■ **Provided material**
▬▬▬▬▬▬▬▬▬▬
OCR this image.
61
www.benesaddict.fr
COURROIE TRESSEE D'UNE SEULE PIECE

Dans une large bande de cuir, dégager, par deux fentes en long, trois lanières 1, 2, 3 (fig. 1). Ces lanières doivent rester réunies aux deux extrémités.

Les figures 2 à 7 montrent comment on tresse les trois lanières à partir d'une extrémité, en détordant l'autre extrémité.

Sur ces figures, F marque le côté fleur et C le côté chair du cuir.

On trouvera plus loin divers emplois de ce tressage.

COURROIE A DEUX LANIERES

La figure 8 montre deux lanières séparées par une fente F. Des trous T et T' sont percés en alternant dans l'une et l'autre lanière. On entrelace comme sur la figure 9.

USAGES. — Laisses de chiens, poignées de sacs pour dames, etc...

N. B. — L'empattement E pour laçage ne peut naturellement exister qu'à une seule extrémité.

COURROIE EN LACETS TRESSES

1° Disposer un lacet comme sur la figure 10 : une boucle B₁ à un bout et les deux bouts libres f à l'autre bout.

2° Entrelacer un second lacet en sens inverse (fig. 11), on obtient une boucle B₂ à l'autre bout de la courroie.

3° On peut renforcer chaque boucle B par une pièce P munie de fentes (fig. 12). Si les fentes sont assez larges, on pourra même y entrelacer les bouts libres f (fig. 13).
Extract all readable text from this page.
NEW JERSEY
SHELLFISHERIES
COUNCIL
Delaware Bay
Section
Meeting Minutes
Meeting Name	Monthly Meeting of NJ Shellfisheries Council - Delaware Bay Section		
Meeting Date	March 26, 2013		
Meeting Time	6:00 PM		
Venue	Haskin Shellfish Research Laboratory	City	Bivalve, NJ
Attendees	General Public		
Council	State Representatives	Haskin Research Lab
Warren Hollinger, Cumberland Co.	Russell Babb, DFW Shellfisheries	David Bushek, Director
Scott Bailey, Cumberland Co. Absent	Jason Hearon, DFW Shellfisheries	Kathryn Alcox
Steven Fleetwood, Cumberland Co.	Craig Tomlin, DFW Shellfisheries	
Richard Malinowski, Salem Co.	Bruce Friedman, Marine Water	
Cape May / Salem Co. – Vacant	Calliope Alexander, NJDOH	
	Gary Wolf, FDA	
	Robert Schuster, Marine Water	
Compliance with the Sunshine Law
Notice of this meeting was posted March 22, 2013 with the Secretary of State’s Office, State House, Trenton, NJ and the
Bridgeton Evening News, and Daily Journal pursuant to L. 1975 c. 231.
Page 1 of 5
▬▬▬▬▬▬▬▬▬▬
■ **Problem to solve**
Reproduce all the records precisely.

■ **Task response**
OCR this image.
61
www.benesaddict.fr
COURROIE TRESSEE D'UNE SEULE PIECE

Dans une large bande de cuir, dégager, par deux fentes en long, trois lanières 1, 2, 3 (fig. 1). Ces lanières doivent rester réunies aux deux extrémités.

Les figures 2 à 7 montrent comment on tresse les trois lanières à partir d'une extrémité, en détordant l'autre extrémité.

Sur ces figures, F marque le côté fleur et C le côté chair du cuir.

On trouvera plus loin divers emplois de ce tressage.

COURROIE A DEUX LANIERES

La figure 8 montre deux lanières séparées par une fente F. Des trous T et T' sont percés en alternant dans l'une et l'autre lanière. On entrelace comme sur la figure 9.

USAGES. — Laisses de chiens, poignées de sacs pour dames, etc...

N. B. — L'empattement E pour laçage ne peut naturellement exister qu'à une seule extrémité.

COURROIE EN LACETS TRESSES

1° Disposer un lacet comme sur la figure 10 : une boucle B₁ à un bout et les deux bouts libres f à l'autre bout.

2° Entrelacer un second lacet en sens inverse (fig. 11), on obtient une boucle B₂ à l'autre bout de la courroie.

3° On peut renforcer chaque boucle B par une pièce P munie de fentes (fig. 12). Si les fentes sont assez larges, on pourra même y entrelacer les bouts libres f (fig. 13).
Extract all readable text from this page.
NEW JERSEY
SHELLFISHERIES
COUNCIL
Delaware Bay
Section
Meeting Minutes
Meeting Name	Monthly Meeting of NJ Shellfisheries Council - Delaware Bay Section		
Meeting Date	March 26, 2013		
Meeting Time	6:00 PM		
Venue	Haskin Shellfish Research Laboratory	City	Bivalve, NJ
Attendees	General Public		
Council	State Representatives	Haskin Research Lab
Warren Hollinger, Cumberland Co.	Russell Babb, DFW Shellfisheries	David Bushek, Director
Scott Bailey, Cumberland Co. Absent	Jason Hearon, DFW Shellfisheries	Kathryn Alcox
Steven Fleetwood, Cumberland Co.	Craig Tomlin, DFW Shellfisheries	
Richard Malinowski, Salem Co.	Bruce Friedman, Marine Water	
Cape May / Salem Co. – Vacant	Calliope Alexander, NJDOH	
	Gary Wolf, FDA	
	Robert Schuster, Marine Water	
Compliance with the Sunshine Law
Notice of this meeting was posted March 22, 2013 with the Secretary of State’s Office, State House, Trenton, NJ and the
Bridgeton Evening News, and Daily Journal pursuant to L. 1975 c. 231.
Page 1 of 5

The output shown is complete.